• AIM OF THE TASK
Please turn the paragraph of the forum post below that begins "Actually Dianne dreams" into a short bulleted list that keeps its main facts.

• EXCERPT TO READ
Winston wrote: ↑May 21st, 2020, 10:29 pm
@hypermak
Well obviously those are unhappy miserable people then, because happy people don't do that. They uplift others, share their happiness and look on the bright side of everything. We all know that instinctively. Even if they claim to be happy, they cannot be.
So how long have you been a chef? Did you have to go to training school in Italy?
Actually Dianne dreams of being a chef too. She has talent in culinary skills. Do you have any advice for her? I tried to put her in cooking school in Angeles, but they were all very expensive, more than I expected. Can she go to chef school in Italy and get an education visa to go there? If so, how? Do you know anyone in Italy who could provide that?
Is being a chef hard work? What do you do? I read articles that said that chefs don't cook, they just prepare meals and direct others. Is that true?
After a while, isn't it all just automatic pilot once you get the hang of it? If so, then it doesn't feel so hard after a while right? When I worked in fast food I noticed that after a while, I just put myself on automatic pilot mode and didn't have to think anymore.
Thanks for the "pat on the shoulder", mate
Oh that's nice of Dianne! I got all of my training in Italy, at one of the country's best (if not
the best) A&F institute.

• DATA LISTING
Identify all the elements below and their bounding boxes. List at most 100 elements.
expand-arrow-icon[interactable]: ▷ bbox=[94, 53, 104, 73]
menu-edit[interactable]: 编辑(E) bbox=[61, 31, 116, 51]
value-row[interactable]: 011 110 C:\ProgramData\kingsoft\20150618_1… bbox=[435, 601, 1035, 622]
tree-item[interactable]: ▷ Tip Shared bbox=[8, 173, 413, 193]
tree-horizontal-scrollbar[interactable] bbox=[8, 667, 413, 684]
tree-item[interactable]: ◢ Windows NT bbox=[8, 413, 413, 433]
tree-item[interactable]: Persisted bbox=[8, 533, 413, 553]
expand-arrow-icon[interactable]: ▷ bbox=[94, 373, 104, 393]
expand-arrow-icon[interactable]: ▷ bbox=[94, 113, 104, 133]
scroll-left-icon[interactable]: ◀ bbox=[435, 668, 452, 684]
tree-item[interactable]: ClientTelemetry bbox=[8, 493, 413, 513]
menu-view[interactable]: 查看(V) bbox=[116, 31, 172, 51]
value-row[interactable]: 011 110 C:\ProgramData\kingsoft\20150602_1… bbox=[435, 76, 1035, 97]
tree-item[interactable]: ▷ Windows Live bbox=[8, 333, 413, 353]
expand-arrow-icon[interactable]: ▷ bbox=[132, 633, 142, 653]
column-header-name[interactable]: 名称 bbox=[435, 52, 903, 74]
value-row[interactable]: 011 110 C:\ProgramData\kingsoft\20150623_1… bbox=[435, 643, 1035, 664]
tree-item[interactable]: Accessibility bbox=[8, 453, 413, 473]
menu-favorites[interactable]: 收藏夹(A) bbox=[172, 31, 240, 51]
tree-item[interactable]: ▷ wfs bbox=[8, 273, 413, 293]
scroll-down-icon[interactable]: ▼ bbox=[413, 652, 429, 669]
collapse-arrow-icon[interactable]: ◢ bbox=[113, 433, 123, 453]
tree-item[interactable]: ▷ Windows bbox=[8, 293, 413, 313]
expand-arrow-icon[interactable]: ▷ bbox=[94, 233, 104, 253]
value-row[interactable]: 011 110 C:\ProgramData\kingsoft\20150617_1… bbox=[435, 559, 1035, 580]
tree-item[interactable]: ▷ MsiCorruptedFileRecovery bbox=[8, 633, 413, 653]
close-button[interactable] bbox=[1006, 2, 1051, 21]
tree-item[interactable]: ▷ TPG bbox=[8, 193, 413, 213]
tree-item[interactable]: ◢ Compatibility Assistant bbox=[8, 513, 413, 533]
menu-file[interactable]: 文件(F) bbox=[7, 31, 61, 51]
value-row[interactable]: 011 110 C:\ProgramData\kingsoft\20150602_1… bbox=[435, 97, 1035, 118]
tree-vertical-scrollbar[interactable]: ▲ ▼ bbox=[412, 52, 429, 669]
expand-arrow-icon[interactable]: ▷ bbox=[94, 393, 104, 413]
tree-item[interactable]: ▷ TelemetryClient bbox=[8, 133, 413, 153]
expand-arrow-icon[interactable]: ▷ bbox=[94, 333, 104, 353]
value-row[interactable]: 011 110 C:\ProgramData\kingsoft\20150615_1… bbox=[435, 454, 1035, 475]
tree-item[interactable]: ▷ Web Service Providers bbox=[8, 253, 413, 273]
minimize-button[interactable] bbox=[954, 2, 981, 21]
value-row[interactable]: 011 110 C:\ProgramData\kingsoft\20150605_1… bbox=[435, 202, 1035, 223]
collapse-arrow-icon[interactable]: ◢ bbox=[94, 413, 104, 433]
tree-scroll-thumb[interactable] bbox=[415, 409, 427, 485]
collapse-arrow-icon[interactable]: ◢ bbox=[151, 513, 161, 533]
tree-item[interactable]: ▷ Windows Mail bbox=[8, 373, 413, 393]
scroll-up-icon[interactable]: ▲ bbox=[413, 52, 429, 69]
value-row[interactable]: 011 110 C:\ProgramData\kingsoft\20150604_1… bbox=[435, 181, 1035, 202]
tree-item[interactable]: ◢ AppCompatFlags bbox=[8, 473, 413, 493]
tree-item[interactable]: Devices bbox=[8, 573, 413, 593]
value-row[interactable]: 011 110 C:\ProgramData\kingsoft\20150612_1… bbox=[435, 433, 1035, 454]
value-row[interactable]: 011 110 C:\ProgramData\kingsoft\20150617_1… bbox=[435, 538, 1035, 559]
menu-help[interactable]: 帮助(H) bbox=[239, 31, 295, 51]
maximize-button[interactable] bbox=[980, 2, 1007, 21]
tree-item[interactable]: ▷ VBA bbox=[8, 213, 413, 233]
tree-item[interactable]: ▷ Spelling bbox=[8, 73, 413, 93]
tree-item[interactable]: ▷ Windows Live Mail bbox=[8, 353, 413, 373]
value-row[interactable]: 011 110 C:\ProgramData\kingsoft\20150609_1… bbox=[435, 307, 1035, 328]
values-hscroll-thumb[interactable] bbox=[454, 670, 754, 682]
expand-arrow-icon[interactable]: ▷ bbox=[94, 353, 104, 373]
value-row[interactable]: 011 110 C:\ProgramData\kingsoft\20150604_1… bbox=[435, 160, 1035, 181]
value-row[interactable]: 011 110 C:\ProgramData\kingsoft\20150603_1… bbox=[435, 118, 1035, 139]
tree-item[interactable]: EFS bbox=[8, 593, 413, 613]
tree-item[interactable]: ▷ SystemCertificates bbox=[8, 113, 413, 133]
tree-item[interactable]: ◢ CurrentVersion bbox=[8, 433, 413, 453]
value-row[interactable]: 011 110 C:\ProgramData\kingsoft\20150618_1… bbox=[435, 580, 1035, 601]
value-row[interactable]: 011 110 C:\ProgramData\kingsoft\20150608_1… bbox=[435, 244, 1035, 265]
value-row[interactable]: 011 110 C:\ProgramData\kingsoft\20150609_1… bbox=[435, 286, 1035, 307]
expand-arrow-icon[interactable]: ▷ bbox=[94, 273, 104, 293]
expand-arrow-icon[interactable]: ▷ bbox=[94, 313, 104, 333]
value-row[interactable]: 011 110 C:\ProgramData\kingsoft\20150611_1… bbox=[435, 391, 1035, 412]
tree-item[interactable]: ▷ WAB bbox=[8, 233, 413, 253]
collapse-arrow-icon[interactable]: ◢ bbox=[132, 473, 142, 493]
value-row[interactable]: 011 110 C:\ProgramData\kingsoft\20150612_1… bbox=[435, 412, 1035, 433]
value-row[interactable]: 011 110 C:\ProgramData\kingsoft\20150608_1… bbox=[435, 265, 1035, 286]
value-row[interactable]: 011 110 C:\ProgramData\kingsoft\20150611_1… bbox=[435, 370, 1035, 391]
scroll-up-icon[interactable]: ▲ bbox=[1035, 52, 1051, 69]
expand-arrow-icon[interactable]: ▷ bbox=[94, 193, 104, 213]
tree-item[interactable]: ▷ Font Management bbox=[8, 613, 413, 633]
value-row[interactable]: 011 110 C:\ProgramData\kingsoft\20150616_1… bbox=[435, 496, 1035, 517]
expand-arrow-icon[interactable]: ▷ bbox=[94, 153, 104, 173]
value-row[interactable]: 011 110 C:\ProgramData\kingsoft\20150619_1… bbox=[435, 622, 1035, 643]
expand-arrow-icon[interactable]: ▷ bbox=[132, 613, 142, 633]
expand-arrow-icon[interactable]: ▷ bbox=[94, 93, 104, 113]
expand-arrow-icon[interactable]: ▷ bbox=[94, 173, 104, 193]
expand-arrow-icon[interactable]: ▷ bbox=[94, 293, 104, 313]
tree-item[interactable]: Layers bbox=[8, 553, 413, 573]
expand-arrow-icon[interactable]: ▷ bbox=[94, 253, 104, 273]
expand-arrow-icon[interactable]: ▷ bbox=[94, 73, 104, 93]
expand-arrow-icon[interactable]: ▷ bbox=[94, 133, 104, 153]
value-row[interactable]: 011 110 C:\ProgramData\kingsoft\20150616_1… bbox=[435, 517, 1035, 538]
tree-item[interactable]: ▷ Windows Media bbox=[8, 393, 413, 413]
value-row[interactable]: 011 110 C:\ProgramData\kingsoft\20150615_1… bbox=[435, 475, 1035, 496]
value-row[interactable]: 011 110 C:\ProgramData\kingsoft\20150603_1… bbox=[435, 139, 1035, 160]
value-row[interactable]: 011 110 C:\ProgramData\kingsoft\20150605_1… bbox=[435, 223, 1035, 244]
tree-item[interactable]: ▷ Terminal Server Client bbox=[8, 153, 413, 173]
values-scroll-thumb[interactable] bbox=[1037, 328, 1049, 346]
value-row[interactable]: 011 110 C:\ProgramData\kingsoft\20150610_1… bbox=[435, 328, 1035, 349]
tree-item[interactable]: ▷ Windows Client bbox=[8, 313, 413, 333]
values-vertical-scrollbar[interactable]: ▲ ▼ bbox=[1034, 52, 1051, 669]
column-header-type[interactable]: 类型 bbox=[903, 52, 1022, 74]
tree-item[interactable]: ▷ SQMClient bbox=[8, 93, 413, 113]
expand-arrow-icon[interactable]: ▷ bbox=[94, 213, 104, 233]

• TASK RESULT
- Dianne dreams of being a chef and has culinary talent.
- The writer asks for advice for her.
- The writer tried to enroll her in cooking school in Angeles, but the schools cost more than expected.
- The writer asks whether she could attend chef school in Italy on an education visa, how that would work, and whether anyone in Italy could provide it.